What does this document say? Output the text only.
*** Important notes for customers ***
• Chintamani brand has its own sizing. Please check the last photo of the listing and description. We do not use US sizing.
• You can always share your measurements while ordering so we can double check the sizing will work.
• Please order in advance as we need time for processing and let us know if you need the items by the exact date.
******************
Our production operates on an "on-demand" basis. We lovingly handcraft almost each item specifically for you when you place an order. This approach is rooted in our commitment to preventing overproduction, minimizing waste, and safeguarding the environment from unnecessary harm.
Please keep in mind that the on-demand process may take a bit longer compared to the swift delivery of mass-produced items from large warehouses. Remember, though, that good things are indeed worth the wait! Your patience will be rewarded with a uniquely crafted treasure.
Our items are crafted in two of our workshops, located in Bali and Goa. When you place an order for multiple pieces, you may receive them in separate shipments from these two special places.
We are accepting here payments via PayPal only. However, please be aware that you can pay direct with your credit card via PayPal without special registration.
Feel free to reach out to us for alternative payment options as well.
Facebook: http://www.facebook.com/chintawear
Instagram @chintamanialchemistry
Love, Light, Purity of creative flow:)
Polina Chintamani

◆ GIVEN INSTRUCTION ◆
Identify each line in the records above containing the word "will"; copy those lines.

◆ EXERCISE ANSWER ◆
• You can always share your measurements while ordering so we can double check the sizing will work.
Please keep in mind that the on-demand process may take a bit longer compared to the swift delivery of mass-produced items from large warehouses. Remember, though, that good things are indeed worth the wait! Your patience will be rewarded with a uniquely crafted treasure.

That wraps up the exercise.